AIM OF THE TASK :: Pick out all lines of the entries that include the word "Cases" and copy them.

[Recorded data]
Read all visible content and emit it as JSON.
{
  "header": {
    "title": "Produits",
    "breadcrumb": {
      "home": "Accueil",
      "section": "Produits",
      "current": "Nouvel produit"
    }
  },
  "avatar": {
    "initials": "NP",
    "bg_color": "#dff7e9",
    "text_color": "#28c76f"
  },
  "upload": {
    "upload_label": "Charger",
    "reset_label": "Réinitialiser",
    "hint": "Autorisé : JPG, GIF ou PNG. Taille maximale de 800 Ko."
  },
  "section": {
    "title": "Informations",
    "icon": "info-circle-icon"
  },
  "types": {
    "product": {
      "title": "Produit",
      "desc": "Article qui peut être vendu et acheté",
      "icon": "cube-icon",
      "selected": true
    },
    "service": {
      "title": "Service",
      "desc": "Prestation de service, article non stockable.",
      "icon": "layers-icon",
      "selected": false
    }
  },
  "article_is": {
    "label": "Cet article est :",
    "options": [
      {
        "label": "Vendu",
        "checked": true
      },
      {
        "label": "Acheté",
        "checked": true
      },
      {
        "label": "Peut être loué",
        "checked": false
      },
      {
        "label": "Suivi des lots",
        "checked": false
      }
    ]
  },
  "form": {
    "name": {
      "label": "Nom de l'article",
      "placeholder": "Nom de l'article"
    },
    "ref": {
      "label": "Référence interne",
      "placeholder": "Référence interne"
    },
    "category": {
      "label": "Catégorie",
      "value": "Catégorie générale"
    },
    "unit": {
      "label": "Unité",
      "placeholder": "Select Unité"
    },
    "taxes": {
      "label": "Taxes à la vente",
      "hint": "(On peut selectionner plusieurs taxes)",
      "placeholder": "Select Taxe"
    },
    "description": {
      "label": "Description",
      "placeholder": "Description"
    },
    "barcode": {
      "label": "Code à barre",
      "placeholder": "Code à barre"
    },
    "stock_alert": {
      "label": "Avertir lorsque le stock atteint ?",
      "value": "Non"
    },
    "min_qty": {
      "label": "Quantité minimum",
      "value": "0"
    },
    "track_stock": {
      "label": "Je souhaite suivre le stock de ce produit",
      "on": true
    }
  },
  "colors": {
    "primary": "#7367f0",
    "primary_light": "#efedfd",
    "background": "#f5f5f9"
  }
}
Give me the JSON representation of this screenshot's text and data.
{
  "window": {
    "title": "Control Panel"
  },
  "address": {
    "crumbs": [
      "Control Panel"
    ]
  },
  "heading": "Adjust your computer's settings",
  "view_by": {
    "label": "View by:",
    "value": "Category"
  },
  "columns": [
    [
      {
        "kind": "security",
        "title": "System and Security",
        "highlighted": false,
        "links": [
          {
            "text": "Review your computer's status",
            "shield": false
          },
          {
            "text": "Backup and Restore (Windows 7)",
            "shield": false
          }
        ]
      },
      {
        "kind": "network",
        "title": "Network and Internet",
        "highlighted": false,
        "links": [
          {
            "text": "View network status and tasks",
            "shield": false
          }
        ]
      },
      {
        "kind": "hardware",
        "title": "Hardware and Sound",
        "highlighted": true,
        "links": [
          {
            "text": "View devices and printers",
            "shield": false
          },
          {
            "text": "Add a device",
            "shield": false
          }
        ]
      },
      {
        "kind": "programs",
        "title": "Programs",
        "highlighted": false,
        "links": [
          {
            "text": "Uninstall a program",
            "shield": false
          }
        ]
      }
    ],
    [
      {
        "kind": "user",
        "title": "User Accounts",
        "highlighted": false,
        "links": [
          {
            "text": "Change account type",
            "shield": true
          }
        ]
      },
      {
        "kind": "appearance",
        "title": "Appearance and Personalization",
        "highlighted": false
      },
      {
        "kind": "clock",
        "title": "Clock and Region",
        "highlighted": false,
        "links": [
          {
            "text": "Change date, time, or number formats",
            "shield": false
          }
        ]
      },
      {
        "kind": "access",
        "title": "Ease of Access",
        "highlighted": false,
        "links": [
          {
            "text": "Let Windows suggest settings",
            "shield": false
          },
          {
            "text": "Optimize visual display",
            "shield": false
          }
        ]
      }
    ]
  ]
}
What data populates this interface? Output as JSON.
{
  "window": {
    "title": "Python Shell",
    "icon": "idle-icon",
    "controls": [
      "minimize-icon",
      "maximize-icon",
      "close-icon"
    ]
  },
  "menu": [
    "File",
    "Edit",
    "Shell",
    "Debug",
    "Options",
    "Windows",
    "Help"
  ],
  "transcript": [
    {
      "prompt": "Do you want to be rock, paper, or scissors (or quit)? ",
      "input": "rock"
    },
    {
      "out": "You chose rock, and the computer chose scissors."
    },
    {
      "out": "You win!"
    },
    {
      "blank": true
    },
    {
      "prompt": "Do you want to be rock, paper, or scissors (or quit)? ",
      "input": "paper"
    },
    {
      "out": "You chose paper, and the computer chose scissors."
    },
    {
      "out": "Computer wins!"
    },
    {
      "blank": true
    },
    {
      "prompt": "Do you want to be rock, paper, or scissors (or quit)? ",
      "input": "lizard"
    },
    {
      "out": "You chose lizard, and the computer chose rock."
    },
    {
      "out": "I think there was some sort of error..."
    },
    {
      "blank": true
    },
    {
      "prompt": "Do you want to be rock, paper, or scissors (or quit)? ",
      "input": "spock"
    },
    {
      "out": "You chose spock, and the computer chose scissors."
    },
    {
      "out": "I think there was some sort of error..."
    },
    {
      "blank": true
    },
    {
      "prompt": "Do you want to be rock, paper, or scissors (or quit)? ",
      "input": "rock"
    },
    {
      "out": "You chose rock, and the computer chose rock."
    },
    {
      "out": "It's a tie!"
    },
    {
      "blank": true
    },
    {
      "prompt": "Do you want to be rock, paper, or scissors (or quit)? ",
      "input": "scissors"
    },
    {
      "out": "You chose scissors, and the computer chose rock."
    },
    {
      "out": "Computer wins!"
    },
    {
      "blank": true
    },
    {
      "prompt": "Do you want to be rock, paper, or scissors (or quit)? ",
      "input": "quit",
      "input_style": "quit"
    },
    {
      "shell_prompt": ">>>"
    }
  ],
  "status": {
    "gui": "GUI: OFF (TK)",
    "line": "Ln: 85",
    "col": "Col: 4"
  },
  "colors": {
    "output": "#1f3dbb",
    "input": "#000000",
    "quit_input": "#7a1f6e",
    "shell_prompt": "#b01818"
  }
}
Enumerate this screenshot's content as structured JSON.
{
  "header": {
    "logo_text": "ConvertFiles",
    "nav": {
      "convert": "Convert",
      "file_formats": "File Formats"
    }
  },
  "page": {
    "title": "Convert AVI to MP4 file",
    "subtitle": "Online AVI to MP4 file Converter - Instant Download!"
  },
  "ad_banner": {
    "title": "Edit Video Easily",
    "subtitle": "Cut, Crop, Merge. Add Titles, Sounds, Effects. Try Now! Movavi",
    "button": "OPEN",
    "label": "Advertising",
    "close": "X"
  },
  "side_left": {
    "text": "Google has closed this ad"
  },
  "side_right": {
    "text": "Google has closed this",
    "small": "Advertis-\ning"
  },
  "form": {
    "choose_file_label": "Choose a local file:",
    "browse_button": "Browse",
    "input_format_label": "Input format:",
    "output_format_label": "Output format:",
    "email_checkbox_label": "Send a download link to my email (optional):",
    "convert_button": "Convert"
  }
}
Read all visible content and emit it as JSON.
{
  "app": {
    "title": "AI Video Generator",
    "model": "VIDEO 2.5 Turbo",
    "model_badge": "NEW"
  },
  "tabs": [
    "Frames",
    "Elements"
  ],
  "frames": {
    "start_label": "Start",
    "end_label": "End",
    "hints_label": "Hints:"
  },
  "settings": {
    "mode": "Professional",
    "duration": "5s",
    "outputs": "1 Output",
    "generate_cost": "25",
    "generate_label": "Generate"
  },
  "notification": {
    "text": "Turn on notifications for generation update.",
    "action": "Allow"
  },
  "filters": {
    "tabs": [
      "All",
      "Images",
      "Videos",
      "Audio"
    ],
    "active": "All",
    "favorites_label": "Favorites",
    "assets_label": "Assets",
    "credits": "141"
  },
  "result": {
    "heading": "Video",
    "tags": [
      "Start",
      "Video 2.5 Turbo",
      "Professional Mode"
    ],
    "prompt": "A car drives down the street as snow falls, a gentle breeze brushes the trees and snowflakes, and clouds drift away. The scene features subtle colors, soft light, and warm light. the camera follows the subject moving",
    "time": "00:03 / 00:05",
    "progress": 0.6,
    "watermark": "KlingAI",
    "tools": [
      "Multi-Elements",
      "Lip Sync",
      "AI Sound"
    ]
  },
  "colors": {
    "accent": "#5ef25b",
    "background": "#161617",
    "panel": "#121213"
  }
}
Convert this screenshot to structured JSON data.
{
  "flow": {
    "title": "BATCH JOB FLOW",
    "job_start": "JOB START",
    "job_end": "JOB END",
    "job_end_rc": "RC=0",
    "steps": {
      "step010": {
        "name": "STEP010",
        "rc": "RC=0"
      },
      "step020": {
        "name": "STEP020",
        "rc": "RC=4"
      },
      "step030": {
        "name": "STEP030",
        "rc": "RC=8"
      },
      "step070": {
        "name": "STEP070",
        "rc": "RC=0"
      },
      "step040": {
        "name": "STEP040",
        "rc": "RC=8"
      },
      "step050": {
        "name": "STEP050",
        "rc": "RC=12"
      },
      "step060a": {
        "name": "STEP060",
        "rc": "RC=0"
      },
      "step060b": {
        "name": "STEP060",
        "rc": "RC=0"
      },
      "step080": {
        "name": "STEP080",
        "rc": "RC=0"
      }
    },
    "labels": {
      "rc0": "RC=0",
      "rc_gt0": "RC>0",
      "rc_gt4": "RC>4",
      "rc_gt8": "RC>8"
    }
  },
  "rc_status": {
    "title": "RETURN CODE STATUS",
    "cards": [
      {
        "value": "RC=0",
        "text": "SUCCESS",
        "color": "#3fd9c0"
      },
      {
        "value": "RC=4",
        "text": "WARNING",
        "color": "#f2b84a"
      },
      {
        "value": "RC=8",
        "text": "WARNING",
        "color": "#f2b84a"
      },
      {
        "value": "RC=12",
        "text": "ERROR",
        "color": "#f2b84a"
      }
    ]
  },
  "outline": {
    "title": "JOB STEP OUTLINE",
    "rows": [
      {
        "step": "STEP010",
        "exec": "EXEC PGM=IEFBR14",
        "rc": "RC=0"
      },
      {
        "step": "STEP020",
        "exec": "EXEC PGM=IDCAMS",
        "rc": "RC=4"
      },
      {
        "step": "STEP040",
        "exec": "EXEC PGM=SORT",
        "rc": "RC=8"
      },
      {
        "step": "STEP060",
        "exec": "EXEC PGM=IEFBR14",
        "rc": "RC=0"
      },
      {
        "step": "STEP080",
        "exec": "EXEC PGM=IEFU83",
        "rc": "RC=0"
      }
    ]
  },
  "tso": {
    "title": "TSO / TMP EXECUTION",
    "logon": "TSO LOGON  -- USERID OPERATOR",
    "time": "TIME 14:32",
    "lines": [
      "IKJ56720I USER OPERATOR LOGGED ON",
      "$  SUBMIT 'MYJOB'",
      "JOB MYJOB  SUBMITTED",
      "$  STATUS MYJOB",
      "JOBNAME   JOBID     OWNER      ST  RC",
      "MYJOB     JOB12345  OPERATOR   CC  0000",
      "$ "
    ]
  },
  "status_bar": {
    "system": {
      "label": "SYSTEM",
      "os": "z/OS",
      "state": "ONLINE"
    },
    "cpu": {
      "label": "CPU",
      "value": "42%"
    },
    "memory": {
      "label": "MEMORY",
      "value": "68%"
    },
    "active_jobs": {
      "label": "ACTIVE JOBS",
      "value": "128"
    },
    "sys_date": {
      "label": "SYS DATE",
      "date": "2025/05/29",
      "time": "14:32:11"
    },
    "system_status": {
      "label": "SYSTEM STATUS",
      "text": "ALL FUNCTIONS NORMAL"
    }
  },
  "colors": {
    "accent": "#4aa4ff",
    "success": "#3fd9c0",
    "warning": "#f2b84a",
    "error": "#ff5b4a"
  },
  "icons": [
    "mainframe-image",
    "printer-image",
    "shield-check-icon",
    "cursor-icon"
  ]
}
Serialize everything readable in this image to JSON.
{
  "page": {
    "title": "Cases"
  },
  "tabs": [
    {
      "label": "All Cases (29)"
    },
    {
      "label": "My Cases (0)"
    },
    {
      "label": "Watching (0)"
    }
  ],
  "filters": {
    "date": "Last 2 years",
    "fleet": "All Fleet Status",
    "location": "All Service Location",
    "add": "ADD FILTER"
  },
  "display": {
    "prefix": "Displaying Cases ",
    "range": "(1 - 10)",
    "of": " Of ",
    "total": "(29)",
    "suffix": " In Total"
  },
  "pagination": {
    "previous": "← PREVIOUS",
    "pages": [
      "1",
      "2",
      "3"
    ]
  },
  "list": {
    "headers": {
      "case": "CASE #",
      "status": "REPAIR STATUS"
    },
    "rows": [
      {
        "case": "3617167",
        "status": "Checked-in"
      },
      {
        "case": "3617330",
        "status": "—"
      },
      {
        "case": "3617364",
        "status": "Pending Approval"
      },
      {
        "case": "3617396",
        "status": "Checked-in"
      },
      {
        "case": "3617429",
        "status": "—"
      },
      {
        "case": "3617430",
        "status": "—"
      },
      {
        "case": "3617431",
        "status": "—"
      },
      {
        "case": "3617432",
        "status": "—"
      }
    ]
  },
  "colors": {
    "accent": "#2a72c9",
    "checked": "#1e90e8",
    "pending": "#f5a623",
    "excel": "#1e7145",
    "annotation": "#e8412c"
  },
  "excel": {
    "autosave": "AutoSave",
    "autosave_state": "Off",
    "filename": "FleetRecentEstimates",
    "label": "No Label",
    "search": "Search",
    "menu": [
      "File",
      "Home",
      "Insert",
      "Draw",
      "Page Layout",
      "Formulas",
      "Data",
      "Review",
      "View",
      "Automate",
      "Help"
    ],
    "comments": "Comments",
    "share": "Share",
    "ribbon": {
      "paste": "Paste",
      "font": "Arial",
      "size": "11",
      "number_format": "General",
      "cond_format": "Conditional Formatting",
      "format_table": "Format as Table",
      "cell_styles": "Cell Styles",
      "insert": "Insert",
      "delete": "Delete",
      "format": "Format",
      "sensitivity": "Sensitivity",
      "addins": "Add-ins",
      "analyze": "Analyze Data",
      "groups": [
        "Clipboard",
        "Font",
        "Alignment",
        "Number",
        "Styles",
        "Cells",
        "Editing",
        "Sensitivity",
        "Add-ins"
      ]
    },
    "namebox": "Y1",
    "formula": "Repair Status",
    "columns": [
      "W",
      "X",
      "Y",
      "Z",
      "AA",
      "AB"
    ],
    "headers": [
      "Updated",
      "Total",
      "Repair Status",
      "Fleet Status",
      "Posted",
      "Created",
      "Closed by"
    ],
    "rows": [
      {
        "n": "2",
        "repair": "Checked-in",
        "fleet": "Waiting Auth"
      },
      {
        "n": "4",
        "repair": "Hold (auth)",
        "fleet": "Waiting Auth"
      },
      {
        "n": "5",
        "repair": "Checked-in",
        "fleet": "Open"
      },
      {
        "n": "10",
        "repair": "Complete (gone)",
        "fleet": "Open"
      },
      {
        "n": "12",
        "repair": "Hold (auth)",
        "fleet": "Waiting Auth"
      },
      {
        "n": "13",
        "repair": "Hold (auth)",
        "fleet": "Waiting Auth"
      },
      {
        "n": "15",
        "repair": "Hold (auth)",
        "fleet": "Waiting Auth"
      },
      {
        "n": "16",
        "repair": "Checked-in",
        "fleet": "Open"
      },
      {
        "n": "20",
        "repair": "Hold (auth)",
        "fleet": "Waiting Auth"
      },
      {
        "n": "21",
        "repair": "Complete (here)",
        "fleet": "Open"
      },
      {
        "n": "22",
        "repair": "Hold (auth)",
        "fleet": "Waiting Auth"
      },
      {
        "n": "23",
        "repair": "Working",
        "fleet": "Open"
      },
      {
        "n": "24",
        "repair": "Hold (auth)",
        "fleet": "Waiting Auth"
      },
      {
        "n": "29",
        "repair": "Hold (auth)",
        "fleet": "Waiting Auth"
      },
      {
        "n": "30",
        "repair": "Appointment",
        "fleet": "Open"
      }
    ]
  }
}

REPLY TO THE EXERCISE ::
    "title": "Cases"
      "label": "All Cases (29)"
      "label": "My Cases (0)"
    "prefix": "Displaying Cases ",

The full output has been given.